▶ _What the exercise asks_: Extract the lines that carry the string "target" from the listing.

── Excerpted data ──

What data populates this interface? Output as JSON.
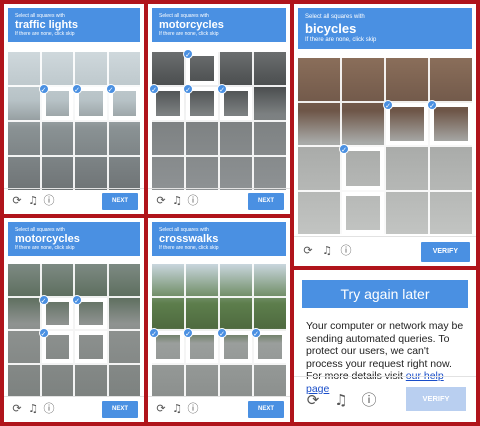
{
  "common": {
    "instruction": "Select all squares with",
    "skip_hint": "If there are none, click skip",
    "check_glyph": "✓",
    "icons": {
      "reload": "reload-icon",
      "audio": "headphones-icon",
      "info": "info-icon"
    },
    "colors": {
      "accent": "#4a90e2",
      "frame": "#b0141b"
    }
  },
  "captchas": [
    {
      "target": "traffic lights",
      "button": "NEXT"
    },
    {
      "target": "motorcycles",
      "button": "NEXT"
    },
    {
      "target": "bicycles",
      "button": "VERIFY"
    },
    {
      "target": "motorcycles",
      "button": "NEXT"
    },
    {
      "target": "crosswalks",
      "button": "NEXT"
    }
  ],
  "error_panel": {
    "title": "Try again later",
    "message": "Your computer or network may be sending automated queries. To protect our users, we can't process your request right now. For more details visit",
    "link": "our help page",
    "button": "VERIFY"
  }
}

───

▶ _Response to this task_:
      "target": "traffic lights",
      "target": "motorcycles",
      "target": "bicycles",
      "target": "motorcycles",
      "target": "crosswalks",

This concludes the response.